:: Instructions for the task ::
Below is a set of records. Repeat all of them exactly.

Raw records:
○ ○ ○ ○ ○ ○ ○
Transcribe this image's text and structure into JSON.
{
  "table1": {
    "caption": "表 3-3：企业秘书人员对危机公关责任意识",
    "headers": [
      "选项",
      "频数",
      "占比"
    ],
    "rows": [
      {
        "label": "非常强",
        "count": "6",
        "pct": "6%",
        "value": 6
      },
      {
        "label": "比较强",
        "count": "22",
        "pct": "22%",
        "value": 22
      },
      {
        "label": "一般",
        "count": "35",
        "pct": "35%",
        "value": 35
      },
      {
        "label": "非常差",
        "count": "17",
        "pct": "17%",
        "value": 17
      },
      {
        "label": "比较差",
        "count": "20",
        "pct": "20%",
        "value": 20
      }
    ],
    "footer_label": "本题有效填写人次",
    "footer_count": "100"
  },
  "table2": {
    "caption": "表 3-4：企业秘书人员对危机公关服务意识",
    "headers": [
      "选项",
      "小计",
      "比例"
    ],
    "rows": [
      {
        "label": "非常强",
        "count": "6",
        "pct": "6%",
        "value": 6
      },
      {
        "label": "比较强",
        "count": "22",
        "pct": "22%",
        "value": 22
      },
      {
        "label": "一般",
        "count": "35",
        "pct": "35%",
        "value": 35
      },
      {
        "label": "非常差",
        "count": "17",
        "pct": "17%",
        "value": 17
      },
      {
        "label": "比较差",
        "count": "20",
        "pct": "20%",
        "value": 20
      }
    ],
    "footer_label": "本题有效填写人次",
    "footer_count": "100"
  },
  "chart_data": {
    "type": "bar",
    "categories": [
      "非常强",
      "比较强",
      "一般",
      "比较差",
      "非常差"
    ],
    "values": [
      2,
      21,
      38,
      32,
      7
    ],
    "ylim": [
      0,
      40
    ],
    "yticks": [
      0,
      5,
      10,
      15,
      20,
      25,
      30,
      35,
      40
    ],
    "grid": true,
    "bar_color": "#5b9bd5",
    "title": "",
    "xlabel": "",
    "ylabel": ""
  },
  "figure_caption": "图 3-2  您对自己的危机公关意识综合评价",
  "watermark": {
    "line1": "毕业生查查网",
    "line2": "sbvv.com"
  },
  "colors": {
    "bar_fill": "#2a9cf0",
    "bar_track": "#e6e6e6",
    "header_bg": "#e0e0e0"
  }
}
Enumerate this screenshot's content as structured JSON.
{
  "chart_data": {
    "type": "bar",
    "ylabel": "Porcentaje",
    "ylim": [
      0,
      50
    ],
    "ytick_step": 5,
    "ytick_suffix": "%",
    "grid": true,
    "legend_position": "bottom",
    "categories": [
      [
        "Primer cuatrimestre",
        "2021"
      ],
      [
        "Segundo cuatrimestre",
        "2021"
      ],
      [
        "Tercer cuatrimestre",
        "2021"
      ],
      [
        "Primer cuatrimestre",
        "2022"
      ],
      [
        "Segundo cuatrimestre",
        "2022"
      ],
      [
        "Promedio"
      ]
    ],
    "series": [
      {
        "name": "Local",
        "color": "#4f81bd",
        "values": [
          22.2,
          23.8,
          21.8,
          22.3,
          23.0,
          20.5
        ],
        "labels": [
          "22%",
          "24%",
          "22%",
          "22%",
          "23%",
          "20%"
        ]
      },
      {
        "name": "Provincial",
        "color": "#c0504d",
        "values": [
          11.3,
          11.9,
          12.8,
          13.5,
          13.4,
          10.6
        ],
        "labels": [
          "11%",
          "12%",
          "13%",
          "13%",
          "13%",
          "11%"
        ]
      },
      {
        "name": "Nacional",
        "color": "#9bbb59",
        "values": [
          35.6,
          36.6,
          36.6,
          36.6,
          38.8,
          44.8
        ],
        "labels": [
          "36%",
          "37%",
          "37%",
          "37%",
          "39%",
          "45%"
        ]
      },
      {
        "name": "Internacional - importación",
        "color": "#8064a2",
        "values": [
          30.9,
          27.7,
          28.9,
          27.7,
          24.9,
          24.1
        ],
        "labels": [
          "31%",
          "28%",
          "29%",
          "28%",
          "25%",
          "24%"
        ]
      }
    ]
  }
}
○ ○ ○ ○ ○ ○ ○
:: Exercise response ::
Transcribe this image's text and structure into JSON.
{
  "table1": {
    "caption": "表 3-3：企业秘书人员对危机公关责任意识",
    "headers": [
      "选项",
      "频数",
      "占比"
    ],
    "rows": [
      {
        "label": "非常强",
        "count": "6",
        "pct": "6%",
        "value": 6
      },
      {
        "label": "比较强",
        "count": "22",
        "pct": "22%",
        "value": 22
      },
      {
        "label": "一般",
        "count": "35",
        "pct": "35%",
        "value": 35
      },
      {
        "label": "非常差",
        "count": "17",
        "pct": "17%",
        "value": 17
      },
      {
        "label": "比较差",
        "count": "20",
        "pct": "20%",
        "value": 20
      }
    ],
    "footer_label": "本题有效填写人次",
    "footer_count": "100"
  },
  "table2": {
    "caption": "表 3-4：企业秘书人员对危机公关服务意识",
    "headers": [
      "选项",
      "小计",
      "比例"
    ],
    "rows": [
      {
        "label": "非常强",
        "count": "6",
        "pct": "6%",
        "value": 6
      },
      {
        "label": "比较强",
        "count": "22",
        "pct": "22%",
        "value": 22
      },
      {
        "label": "一般",
        "count": "35",
        "pct": "35%",
        "value": 35
      },
      {
        "label": "非常差",
        "count": "17",
        "pct": "17%",
        "value": 17
      },
      {
        "label": "比较差",
        "count": "20",
        "pct": "20%",
        "value": 20
      }
    ],
    "footer_label": "本题有效填写人次",
    "footer_count": "100"
  },
  "chart_data": {
    "type": "bar",
    "categories": [
      "非常强",
      "比较强",
      "一般",
      "比较差",
      "非常差"
    ],
    "values": [
      2,
      21,
      38,
      32,
      7
    ],
    "ylim": [
      0,
      40
    ],
    "yticks": [
      0,
      5,
      10,
      15,
      20,
      25,
      30,
      35,
      40
    ],
    "grid": true,
    "bar_color": "#5b9bd5",
    "title": "",
    "xlabel": "",
    "ylabel": ""
  },
  "figure_caption": "图 3-2  您对自己的危机公关意识综合评价",
  "watermark": {
    "line1": "毕业生查查网",
    "line2": "sbvv.com"
  },
  "colors": {
    "bar_fill": "#2a9cf0",
    "bar_track": "#e6e6e6",
    "header_bg": "#e0e0e0"
  }
}
Enumerate this screenshot's content as structured JSON.
{
  "chart_data": {
    "type": "bar",
    "ylabel": "Porcentaje",
    "ylim": [
      0,
      50
    ],
    "ytick_step": 5,
    "ytick_suffix": "%",
    "grid": true,
    "legend_position": "bottom",
    "categories": [
      [
        "Primer cuatrimestre",
        "2021"
      ],
      [
        "Segundo cuatrimestre",
        "2021"
      ],
      [
        "Tercer cuatrimestre",
        "2021"
      ],
      [
        "Primer cuatrimestre",
        "2022"
      ],
      [
        "Segundo cuatrimestre",
        "2022"
      ],
      [
        "Promedio"
      ]
    ],
    "series": [
      {
        "name": "Local",
        "color": "#4f81bd",
        "values": [
          22.2,
          23.8,
          21.8,
          22.3,
          23.0,
          20.5
        ],
        "labels": [
          "22%",
          "24%",
          "22%",
          "22%",
          "23%",
          "20%"
        ]
      },
      {
        "name": "Provincial",
        "color": "#c0504d",
        "values": [
          11.3,
          11.9,
          12.8,
          13.5,
          13.4,
          10.6
        ],
        "labels": [
          "11%",
          "12%",
          "13%",
          "13%",
          "13%",
          "11%"
        ]
      },
      {
        "name": "Nacional",
        "color": "#9bbb59",
        "values": [
          35.6,
          36.6,
          36.6,
          36.6,
          38.8,
          44.8
        ],
        "labels": [
          "36%",
          "37%",
          "37%",
          "37%",
          "39%",
          "45%"
        ]
      },
      {
        "name": "Internacional - importación",
        "color": "#8064a2",
        "values": [
          30.9,
          27.7,
          28.9,
          27.7,
          24.9,
          24.1
        ],
        "labels": [
          "31%",
          "28%",
          "29%",
          "28%",
          "25%",
          "24%"
        ]
      }
    ]
  }
}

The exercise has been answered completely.